Request | From the entries below, copy out every line with "JSON" in it.

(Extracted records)

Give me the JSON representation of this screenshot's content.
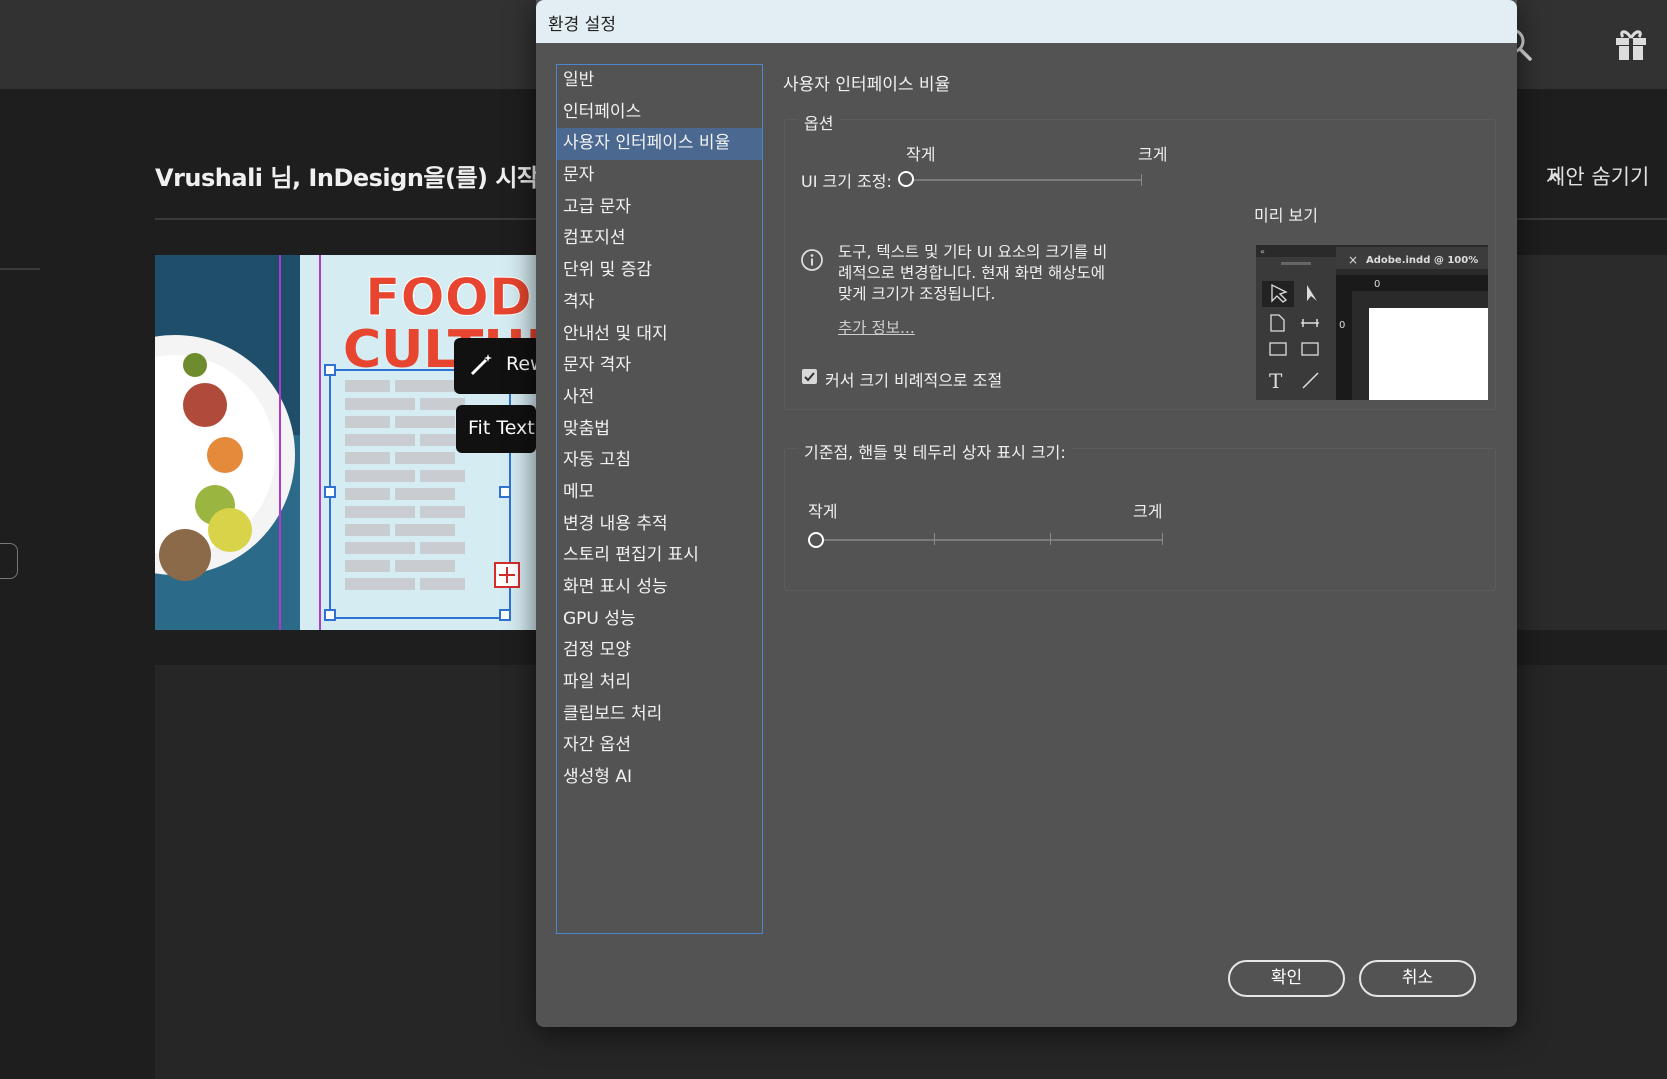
{
  "background": {
    "welcome_title": "Vrushali 님, InDesign을(를) 시작합니다",
    "hide_suggestions": "제안 숨기기",
    "thumb": {
      "headline_line1": "FOOD",
      "headline_line2": "CULTURE",
      "chip_rewrite": "Rewrite",
      "chip_fit_text": "Fit Text"
    },
    "icons": [
      "search-icon",
      "gift-icon"
    ]
  },
  "dialog": {
    "title": "환경 설정",
    "nav_items": [
      "일반",
      "인터페이스",
      "사용자 인터페이스 비율",
      "문자",
      "고급 문자",
      "컴포지션",
      "단위 및 증감",
      "격자",
      "안내선 및 대지",
      "문자 격자",
      "사전",
      "맞춤법",
      "자동 고침",
      "메모",
      "변경 내용 추적",
      "스토리 편집기 표시",
      "화면 표시 성능",
      "GPU 성능",
      "검정 모양",
      "파일 처리",
      "클립보드 처리",
      "자간 옵션",
      "생성형 AI"
    ],
    "selected_index": 2,
    "panel_title": "사용자 인터페이스 비율",
    "options": {
      "legend": "옵션",
      "small_label": "작게",
      "large_label": "크게",
      "ui_scale_label": "UI 크기 조정:",
      "ui_scale_value": 0,
      "preview_label": "미리 보기",
      "info_text": "도구, 텍스트 및 기타 UI 요소의 크기를 비례적으로 변경합니다. 현재 화면 해상도에 맞게 크기가 조정됩니다.",
      "more_info_link": "추가 정보...",
      "cursor_scale_label": "커서 크기 비례적으로 조절",
      "cursor_scale_checked": true
    },
    "anchor_group": {
      "legend": "기준점, 핸들 및 테두리 상자 표시 크기:",
      "small_label": "작게",
      "large_label": "크게",
      "value": 0
    },
    "preview": {
      "tab_close": "×",
      "tab_label": "Adobe.indd @ 100%",
      "ruler_zero_h": "0",
      "ruler_zero_v": "0",
      "collapse": "«"
    },
    "ok_label": "확인",
    "cancel_label": "취소"
  }
}
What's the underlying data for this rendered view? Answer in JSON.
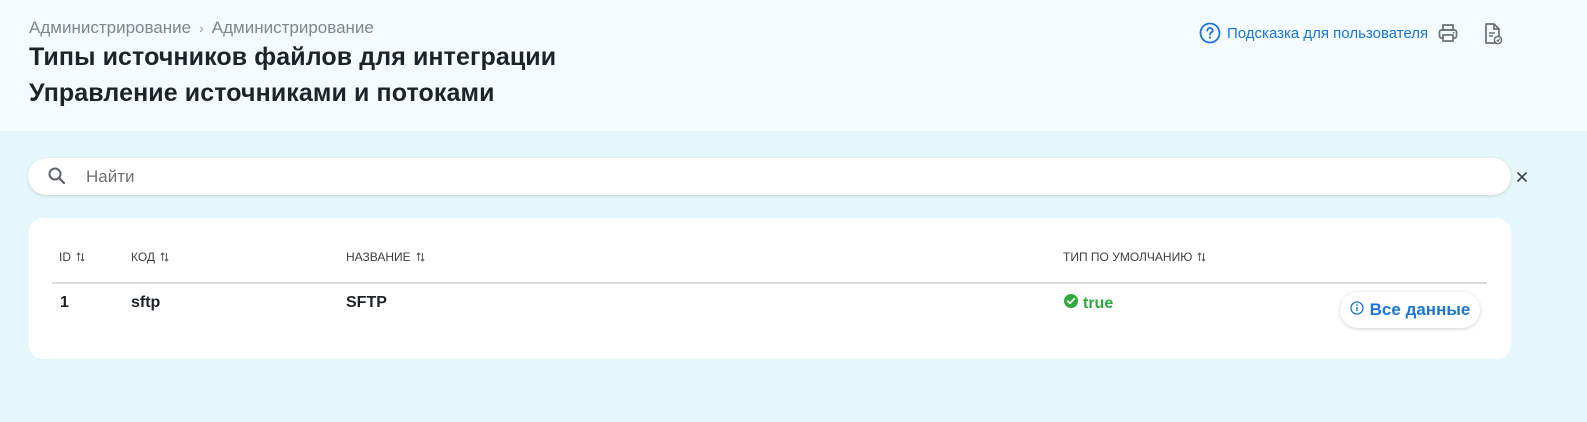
{
  "breadcrumb": {
    "items": [
      "Администрирование",
      "Администрирование"
    ],
    "separator": "›"
  },
  "page": {
    "title": "Типы источников файлов для интеграции",
    "subtitle": "Управление источниками и потоками"
  },
  "header_actions": {
    "help_label": "Подсказка для пользователя",
    "help_icon": "question-circle-icon",
    "print_icon": "printer-icon",
    "export_icon": "document-export-icon"
  },
  "search": {
    "placeholder": "Найти",
    "value": ""
  },
  "table": {
    "columns": [
      "ID",
      "КОД",
      "НАЗВАНИЕ",
      "ТИП ПО УМОЛЧАНИЮ"
    ],
    "rows": [
      {
        "id": "1",
        "code": "sftp",
        "name": "SFTP",
        "default_type": "true",
        "action_label": "Все данные"
      }
    ]
  },
  "colors": {
    "accent": "#1976d2",
    "success": "#2eaa3b",
    "page_bg": "#e5f7fd",
    "header_bg": "#f3fbfe"
  }
}
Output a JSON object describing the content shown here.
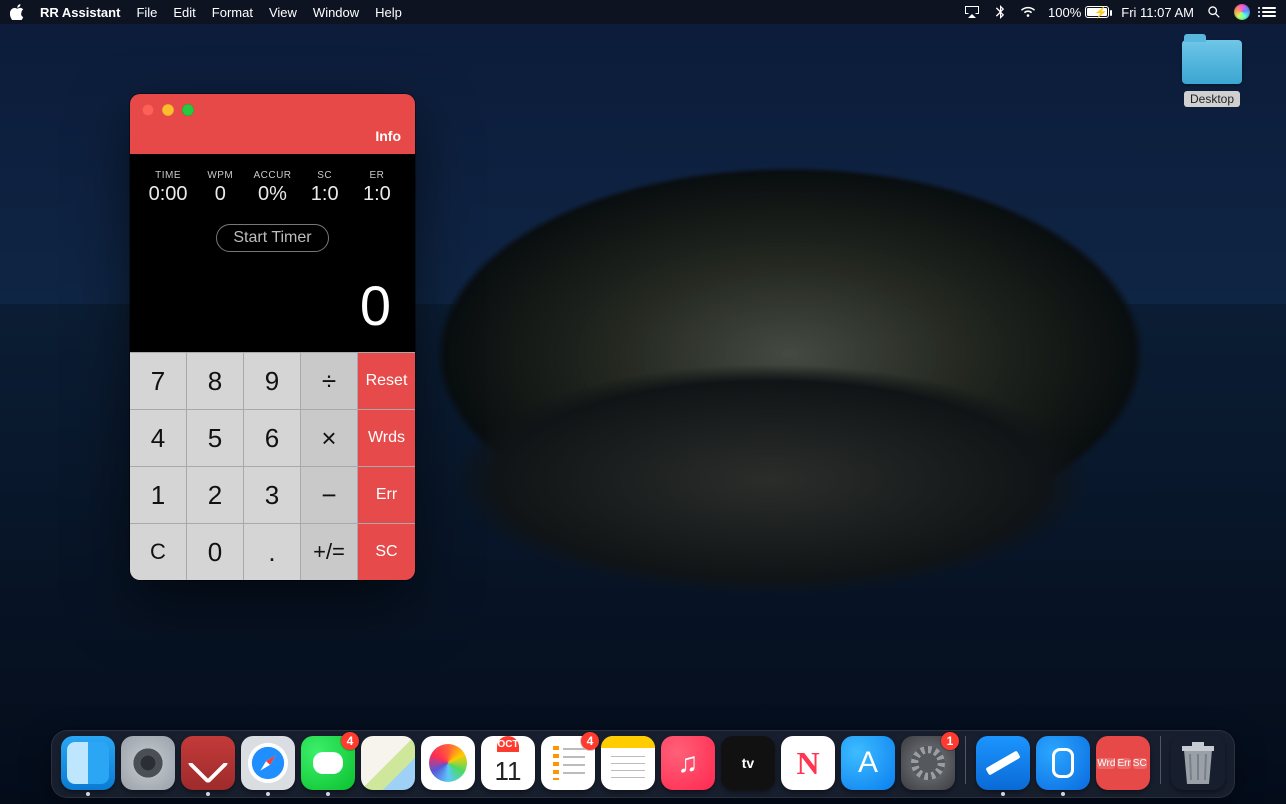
{
  "menubar": {
    "app_name": "RR Assistant",
    "menus": [
      "File",
      "Edit",
      "Format",
      "View",
      "Window",
      "Help"
    ],
    "battery_pct": "100%",
    "clock": "Fri 11:07 AM"
  },
  "desktop": {
    "folder_label": "Desktop"
  },
  "app": {
    "info_label": "Info",
    "stats": {
      "time": {
        "label": "TIME",
        "value": "0:00"
      },
      "wpm": {
        "label": "WPM",
        "value": "0"
      },
      "accur": {
        "label": "ACCUR",
        "value": "0%"
      },
      "sc": {
        "label": "SC",
        "value": "1:0"
      },
      "er": {
        "label": "ER",
        "value": "1:0"
      }
    },
    "start_timer": "Start Timer",
    "display_value": "0",
    "keys": {
      "r1": [
        "7",
        "8",
        "9",
        "÷"
      ],
      "r2": [
        "4",
        "5",
        "6",
        "×"
      ],
      "r3": [
        "1",
        "2",
        "3",
        "−"
      ],
      "r4": [
        "C",
        "0",
        ".",
        "+/="
      ],
      "fn": [
        "Reset",
        "Wrds",
        "Err",
        "SC"
      ]
    }
  },
  "dock": {
    "calendar": {
      "month": "OCT",
      "day": "11"
    },
    "tv_label": "tv",
    "rr_tiles": [
      "Wrd",
      "Err",
      "SC",
      ""
    ],
    "badges": {
      "messages": "4",
      "reminders": "4",
      "settings": "1"
    }
  }
}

In response |
Give me the JSON representation of this screenshot's content.
What's the underlying data for this rendered view? Answer in JSON.
Output a JSON object describing the content shown here.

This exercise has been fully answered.